◆ **Required work**: Copy out the part that opens with the line containing "identify all the" and closes with the line containing "staticText: 人数 <box>282 594 322 619</box>", both of those lines included. Keep every line the same and add nothing else.

Entries taken from a collection
* start *
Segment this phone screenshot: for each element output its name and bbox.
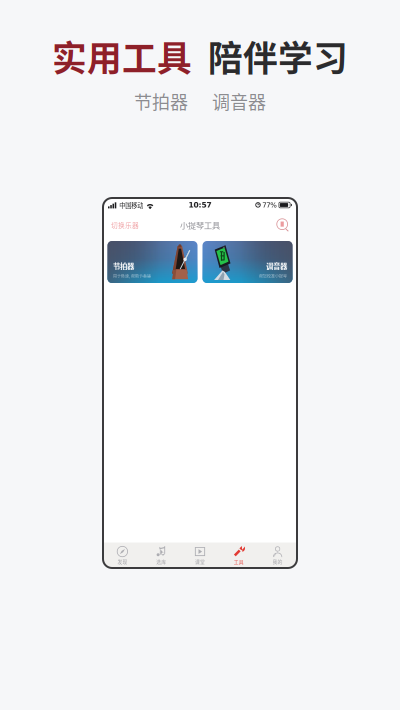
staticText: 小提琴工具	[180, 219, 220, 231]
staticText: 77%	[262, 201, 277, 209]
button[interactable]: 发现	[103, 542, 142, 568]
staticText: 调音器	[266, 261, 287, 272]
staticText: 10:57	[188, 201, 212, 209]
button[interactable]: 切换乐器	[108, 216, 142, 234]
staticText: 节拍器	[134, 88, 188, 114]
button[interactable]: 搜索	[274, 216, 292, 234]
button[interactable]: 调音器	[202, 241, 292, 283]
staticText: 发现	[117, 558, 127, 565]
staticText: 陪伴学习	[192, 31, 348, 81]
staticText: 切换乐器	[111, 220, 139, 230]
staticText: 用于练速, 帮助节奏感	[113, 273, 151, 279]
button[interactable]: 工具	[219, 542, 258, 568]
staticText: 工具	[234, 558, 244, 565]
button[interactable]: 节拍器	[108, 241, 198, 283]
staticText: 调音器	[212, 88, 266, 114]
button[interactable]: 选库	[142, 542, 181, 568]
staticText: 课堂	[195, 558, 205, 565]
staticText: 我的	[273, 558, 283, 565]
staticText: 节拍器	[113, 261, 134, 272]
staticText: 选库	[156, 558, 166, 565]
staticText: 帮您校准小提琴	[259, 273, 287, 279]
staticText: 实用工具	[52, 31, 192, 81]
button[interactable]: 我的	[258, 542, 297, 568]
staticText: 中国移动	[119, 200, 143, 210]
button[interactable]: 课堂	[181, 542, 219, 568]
* end *
* start *
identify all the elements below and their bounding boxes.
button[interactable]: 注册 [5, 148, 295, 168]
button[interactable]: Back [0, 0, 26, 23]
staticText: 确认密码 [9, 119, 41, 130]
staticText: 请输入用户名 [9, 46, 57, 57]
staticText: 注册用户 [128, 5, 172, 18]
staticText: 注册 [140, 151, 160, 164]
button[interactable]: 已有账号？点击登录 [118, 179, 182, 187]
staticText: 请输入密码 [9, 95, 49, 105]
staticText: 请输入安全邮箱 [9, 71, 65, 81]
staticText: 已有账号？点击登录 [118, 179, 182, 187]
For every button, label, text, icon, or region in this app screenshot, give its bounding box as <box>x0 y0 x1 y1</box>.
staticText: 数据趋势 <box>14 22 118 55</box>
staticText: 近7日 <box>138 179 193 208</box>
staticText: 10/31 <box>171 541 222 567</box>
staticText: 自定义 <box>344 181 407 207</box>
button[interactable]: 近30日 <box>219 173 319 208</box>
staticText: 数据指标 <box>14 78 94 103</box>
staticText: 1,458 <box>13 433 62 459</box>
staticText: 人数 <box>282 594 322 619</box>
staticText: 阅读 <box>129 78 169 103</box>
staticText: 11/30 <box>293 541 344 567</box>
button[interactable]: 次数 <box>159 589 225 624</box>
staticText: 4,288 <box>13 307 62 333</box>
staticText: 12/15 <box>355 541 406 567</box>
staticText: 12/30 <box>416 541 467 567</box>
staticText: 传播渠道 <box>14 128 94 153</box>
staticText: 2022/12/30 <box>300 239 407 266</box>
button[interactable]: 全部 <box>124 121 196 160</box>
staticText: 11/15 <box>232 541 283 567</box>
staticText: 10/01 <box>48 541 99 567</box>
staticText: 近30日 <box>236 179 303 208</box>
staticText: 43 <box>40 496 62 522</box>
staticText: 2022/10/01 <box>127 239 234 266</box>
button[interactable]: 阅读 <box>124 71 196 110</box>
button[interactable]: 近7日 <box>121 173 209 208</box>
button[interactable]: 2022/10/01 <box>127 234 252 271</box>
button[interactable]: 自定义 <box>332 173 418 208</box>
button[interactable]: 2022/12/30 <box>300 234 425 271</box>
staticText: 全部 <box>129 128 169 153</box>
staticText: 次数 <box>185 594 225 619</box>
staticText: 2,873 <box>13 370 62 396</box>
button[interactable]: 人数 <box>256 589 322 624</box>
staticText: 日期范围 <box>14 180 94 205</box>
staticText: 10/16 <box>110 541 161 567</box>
* end *
* start *
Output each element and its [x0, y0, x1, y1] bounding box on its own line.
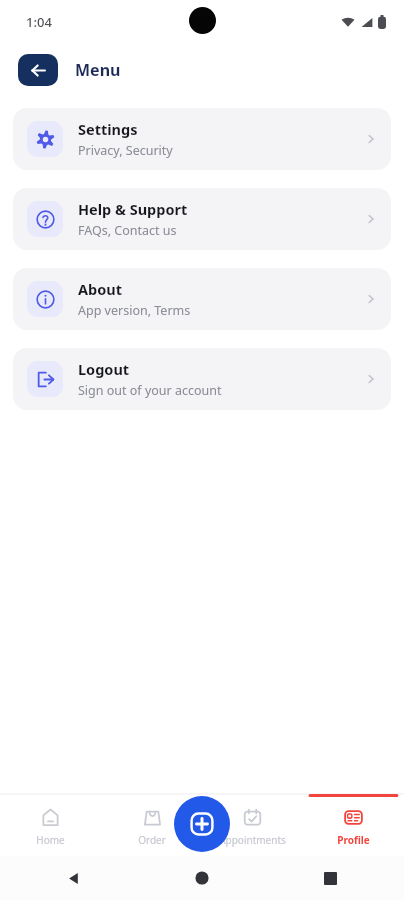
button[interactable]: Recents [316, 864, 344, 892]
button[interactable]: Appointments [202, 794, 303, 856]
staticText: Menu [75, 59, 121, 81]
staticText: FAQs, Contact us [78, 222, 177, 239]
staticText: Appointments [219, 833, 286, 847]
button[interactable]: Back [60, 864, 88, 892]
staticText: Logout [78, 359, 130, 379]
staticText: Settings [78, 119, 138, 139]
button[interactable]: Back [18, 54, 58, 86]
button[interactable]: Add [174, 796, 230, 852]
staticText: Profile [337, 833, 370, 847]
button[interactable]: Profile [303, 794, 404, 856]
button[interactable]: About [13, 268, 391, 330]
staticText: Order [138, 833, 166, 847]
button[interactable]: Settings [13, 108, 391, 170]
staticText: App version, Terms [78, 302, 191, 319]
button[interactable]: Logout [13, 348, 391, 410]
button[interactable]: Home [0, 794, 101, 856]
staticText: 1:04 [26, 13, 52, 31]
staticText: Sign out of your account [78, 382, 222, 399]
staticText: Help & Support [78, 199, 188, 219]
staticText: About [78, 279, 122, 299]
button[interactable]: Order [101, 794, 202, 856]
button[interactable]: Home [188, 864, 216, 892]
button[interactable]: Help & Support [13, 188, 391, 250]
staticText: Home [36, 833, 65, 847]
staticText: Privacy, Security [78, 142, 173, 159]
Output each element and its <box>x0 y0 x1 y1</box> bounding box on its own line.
* end *
◆ **Worked solution**:
identify all the elements below and their bounding boxes.
button[interactable]: 注册 [5, 148, 295, 168]
button[interactable]: Back [0, 0, 26, 23]
staticText: 确认密码 [9, 119, 41, 130]
staticText: 请输入用户名 [9, 46, 57, 57]
staticText: 注册用户 [128, 5, 172, 18]
staticText: 注册 [140, 151, 160, 164]
button[interactable]: 已有账号？点击登录 [118, 179, 182, 187]
staticText: 请输入密码 [9, 95, 49, 105]
staticText: 请输入安全邮箱 [9, 71, 65, 81]
staticText: 已有账号？点击登录 [118, 179, 182, 187]
For every button, label, text, icon, or region in this app screenshot, give its bounding box as <box>x0 y0 x1 y1</box>.
staticText: 数据趋势 <box>14 22 118 55</box>
staticText: 近7日 <box>138 179 193 208</box>
staticText: 10/31 <box>171 541 222 567</box>
staticText: 自定义 <box>344 181 407 207</box>
button[interactable]: 近30日 <box>219 173 319 208</box>
staticText: 数据指标 <box>14 78 94 103</box>
staticText: 1,458 <box>13 433 62 459</box>
staticText: 人数 <box>282 594 322 619</box>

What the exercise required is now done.